| SHORT PROBLEM |
Below are the records. Gather each line that holds "JSON".

Stored data
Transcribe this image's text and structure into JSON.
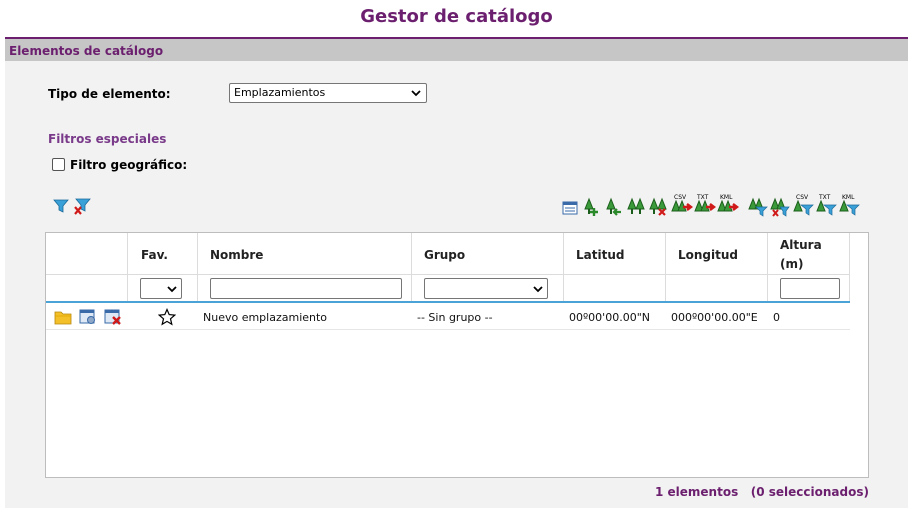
{
  "page": {
    "title": "Gestor de catálogo"
  },
  "panel": {
    "header": "Elementos de catálogo"
  },
  "form": {
    "tipo_label": "Tipo de elemento:",
    "tipo_value": "Emplazamientos",
    "filtros_title": "Filtros especiales",
    "geo_label": "Filtro geográfico:"
  },
  "table": {
    "columns": [
      "Fav.",
      "Nombre",
      "Grupo",
      "Latitud",
      "Longitud",
      "Altura (m)"
    ],
    "altura_line1": "Altura",
    "altura_line2": "(m)",
    "rows": [
      {
        "nombre": "Nuevo emplazamiento",
        "grupo": "-- Sin grupo --",
        "latitud": "00º00'00.00\"N",
        "longitud": "000º00'00.00\"E",
        "altura": "0"
      }
    ]
  },
  "toolbar": {
    "small_labels": {
      "csv": "CSV",
      "txt": "TXT",
      "kml": "KML"
    }
  },
  "footer": {
    "count": "1 elementos   (0 seleccionados)"
  },
  "colors": {
    "brand": "#6b1f6e",
    "accent": "#4aa3d6",
    "header_bg": "#c6c6c6"
  }
}
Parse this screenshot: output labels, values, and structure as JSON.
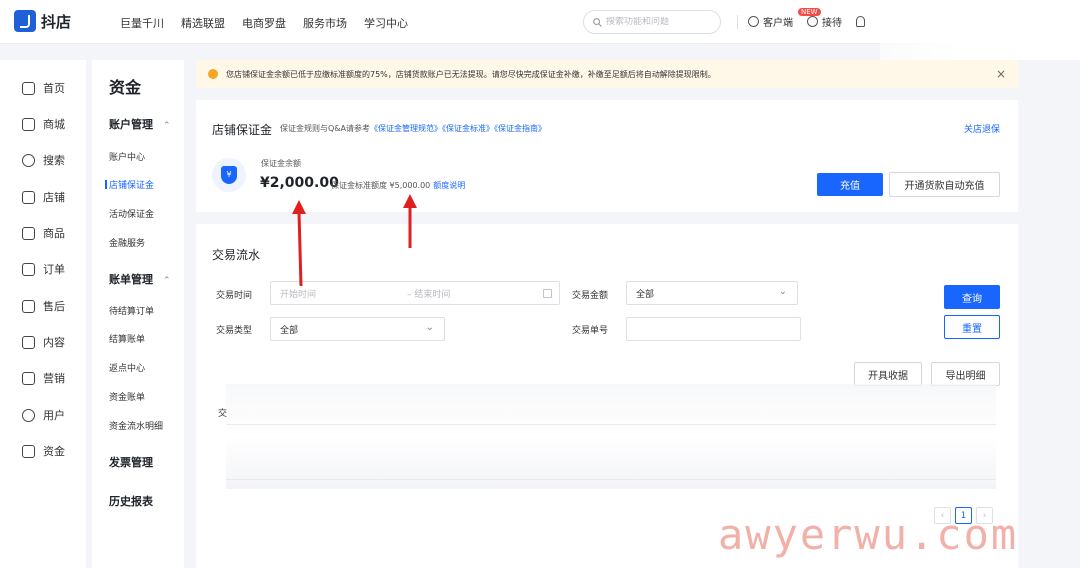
{
  "header": {
    "logo_text": "抖店",
    "nav": [
      "巨量千川",
      "精选联盟",
      "电商罗盘",
      "服务市场",
      "学习中心"
    ],
    "search_placeholder": "搜索功能和问题",
    "customer_service": "客户端",
    "new_badge": "NEW",
    "share": "接待"
  },
  "leftnav": [
    "首页",
    "商城",
    "搜索",
    "店铺",
    "商品",
    "订单",
    "售后",
    "内容",
    "营销",
    "用户",
    "资金"
  ],
  "subnav": {
    "title": "资金",
    "group_account": "账户管理",
    "items_account": [
      "账户中心",
      "店铺保证金",
      "活动保证金",
      "金融服务"
    ],
    "group_bill": "账单管理",
    "items_bill": [
      "待结算订单",
      "结算账单",
      "返点中心",
      "资金账单",
      "资金流水明细"
    ],
    "group_invoice": "发票管理",
    "group_history": "历史报表"
  },
  "alert": {
    "text": "您店铺保证金余额已低于应缴标准额度的75%，店铺货款账户已无法提现。请您尽快完成保证金补缴，补缴至足额后将自动解除提现限制。"
  },
  "deposit": {
    "title": "店铺保证金",
    "refs_prefix": "保证金规则与Q&A请参考",
    "ref1": "《保证金管理规范》",
    "ref2": "《保证金标准》",
    "ref3": "《保证金指南》",
    "close_link": "关店退保",
    "shield_symbol": "¥",
    "balance_label": "保证金余额",
    "balance_value": "¥2,000.00",
    "std_label": "保证金标准额度 ¥5,000.00",
    "std_link": "额度说明",
    "recharge_button": "充值",
    "auto_button": "开通货款自动充值"
  },
  "flow": {
    "title": "交易流水",
    "time_label": "交易时间",
    "start_placeholder": "开始时间",
    "end_placeholder": "结束时间",
    "amount_label": "交易金额",
    "amount_value": "全部",
    "type_label": "交易类型",
    "type_value": "全部",
    "order_label": "交易单号",
    "query_button": "查询",
    "reset_button": "重置",
    "receipt_button": "开具收据",
    "export_button": "导出明细",
    "table_col_partial": "交",
    "page_current": "1"
  },
  "watermark": "awyerwu.com",
  "colors": {
    "primary": "#1966ff",
    "alert_bg": "#fff7e8",
    "arrow_red": "#e02020"
  }
}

| SOLUTION FOR THIS EXERCISE |
Transcribe this image's text and structure into JSON.
Parse this screenshot: output labels, values, and structure as JSON.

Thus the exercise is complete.